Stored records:
┌──
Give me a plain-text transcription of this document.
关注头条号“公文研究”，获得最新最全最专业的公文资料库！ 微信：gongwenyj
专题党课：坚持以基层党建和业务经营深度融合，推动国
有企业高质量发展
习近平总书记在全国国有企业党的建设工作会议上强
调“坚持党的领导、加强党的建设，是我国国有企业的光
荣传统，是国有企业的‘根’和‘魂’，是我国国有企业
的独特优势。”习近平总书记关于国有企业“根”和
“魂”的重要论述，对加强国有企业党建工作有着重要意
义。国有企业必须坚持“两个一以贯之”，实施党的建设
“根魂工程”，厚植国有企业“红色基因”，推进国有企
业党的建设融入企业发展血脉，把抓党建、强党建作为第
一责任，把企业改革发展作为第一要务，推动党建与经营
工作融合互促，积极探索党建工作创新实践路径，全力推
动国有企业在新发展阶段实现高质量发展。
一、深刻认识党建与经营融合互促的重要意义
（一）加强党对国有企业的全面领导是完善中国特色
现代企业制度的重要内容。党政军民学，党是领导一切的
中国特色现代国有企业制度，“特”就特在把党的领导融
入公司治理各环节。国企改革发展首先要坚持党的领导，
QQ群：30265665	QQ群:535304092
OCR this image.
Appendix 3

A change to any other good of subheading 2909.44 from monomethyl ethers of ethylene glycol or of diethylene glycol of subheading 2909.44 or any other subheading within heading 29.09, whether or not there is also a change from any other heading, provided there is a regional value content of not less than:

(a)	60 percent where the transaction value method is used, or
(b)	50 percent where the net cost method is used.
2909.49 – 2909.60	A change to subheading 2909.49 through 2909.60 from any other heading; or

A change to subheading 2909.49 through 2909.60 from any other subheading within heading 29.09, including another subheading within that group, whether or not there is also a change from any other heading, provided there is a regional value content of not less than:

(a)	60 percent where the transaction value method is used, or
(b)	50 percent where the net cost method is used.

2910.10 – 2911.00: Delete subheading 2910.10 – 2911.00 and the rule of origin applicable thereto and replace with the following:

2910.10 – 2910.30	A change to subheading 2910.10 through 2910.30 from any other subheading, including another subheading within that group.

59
└──
Check each line in the records for the word "content" and say how many have it, with nothing else.

2